▶ **Task goal**: Gather all lines from the material that contain the word "tizimi".

▶ **Source records**:
[Start]
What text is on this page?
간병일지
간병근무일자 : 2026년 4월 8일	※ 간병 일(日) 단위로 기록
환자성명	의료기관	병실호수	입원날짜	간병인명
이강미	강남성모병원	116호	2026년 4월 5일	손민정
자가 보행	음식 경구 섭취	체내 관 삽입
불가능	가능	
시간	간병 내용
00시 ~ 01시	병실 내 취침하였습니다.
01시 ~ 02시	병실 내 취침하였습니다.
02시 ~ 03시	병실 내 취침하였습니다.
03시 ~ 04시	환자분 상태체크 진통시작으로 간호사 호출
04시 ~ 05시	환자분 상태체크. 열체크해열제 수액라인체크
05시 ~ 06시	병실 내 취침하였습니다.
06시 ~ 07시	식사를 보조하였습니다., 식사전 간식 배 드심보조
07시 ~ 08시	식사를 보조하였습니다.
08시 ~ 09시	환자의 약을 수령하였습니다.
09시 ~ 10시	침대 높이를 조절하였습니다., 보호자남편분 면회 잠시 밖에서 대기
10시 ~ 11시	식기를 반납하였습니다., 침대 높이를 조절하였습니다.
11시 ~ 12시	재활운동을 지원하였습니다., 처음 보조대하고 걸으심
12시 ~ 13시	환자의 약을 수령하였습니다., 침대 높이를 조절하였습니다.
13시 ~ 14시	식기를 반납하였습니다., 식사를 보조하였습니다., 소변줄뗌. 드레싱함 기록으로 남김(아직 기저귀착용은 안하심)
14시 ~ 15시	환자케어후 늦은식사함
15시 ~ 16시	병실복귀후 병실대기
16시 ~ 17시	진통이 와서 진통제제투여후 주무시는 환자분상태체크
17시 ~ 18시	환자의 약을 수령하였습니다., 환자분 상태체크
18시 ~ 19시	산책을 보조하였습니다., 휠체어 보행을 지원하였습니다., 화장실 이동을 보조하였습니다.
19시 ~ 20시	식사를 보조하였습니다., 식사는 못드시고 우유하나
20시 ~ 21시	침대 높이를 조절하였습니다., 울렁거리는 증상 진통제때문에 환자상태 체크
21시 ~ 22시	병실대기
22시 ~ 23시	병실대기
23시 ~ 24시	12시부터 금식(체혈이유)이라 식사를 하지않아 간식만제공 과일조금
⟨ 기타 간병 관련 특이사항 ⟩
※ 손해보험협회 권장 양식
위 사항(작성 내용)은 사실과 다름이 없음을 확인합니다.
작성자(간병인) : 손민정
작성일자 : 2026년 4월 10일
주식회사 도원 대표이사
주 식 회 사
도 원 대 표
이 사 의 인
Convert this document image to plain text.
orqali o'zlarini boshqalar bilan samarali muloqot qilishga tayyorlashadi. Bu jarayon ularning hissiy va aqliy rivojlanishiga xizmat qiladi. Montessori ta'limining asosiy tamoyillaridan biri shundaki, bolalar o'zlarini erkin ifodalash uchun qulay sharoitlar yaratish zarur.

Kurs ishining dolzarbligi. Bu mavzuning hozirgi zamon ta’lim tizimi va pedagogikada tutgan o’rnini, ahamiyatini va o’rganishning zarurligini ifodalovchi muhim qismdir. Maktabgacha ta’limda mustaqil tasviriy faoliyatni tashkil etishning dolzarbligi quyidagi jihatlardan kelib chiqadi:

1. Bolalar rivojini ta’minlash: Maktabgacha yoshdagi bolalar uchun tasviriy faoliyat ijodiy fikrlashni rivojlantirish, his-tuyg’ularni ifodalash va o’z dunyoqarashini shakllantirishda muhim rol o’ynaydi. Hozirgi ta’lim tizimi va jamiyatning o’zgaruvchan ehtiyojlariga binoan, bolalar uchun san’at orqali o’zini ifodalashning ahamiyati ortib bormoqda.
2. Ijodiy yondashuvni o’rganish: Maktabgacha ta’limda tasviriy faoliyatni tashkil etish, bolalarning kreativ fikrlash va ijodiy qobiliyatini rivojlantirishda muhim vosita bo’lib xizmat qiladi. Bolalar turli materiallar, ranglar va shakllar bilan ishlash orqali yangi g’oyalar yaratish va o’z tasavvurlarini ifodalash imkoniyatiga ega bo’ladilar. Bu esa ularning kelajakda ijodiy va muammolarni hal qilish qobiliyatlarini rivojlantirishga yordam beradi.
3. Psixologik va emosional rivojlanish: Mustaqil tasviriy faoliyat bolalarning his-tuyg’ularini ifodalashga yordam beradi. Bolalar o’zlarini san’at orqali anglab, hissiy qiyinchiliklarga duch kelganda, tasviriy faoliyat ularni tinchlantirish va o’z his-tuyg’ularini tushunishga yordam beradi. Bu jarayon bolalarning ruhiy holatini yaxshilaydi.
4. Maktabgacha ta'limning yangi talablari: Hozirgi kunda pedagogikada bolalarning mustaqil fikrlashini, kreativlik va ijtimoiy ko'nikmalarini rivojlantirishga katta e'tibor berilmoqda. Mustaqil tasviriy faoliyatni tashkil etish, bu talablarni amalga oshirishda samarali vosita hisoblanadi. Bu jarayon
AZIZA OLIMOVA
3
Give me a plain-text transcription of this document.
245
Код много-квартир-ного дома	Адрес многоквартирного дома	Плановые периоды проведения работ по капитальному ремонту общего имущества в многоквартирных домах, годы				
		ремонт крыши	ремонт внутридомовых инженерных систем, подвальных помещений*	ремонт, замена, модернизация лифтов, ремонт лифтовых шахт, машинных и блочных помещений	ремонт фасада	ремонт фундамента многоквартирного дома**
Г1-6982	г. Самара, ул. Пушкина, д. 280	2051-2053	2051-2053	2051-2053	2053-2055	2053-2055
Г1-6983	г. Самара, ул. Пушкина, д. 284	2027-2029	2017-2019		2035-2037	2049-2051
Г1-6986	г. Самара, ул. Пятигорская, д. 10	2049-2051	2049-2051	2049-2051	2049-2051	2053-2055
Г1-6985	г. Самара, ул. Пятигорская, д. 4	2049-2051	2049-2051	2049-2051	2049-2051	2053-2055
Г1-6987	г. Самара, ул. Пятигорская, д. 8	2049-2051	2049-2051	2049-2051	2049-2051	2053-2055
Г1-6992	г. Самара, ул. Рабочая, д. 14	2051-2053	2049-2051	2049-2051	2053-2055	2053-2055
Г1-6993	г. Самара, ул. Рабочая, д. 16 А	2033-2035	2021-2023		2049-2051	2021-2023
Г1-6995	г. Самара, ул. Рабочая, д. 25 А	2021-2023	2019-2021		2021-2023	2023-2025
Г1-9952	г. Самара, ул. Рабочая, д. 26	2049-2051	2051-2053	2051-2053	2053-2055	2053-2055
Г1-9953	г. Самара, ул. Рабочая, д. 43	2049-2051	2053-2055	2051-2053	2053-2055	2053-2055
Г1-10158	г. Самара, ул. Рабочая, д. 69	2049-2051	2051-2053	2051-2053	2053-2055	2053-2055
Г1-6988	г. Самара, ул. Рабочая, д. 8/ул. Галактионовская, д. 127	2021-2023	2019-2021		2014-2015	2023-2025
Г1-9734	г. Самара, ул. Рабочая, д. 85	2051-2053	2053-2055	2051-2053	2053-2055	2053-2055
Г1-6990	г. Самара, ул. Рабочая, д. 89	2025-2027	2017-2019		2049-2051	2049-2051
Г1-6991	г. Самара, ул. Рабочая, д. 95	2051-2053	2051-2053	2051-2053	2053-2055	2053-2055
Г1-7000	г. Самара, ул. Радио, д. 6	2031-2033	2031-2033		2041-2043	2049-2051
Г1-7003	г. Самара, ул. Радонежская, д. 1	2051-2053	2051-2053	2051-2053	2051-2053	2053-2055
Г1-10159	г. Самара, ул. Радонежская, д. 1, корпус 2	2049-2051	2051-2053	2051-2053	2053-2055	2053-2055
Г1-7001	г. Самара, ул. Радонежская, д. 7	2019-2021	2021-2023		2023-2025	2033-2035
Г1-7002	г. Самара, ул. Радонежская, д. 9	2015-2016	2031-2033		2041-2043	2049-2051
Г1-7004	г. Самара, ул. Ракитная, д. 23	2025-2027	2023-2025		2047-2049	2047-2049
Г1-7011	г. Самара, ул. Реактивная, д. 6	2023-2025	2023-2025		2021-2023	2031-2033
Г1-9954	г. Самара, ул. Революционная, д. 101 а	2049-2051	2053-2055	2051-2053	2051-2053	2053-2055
[End]
▶ **Answer to the problem**:
Kurs ishining dolzarbligi. Bu mavzuning hozirgi zamon ta’lim tizimi va pedagogikada tutgan o’rnini, ahamiyatini va o’rganishning zarurligini ifodalovchi muhim qismdir. Maktabgacha ta’limda mustaqil tasviriy faoliyatni tashkil etishning dolzarbligi quyidagi jihatlardan kelib chiqadi:
1. Bolalar rivojini ta’minlash: Maktabgacha yoshdagi bolalar uchun tasviriy faoliyat ijodiy fikrlashni rivojlantirish, his-tuyg’ularni ifodalash va o’z dunyoqarashini shakllantirishda muhim rol o’ynaydi. Hozirgi ta’lim tizimi va jamiyatning o’zgaruvchan ehtiyojlariga binoan, bolalar uchun san’at orqali o’zini ifodalashning ahamiyati ortib bormoqda.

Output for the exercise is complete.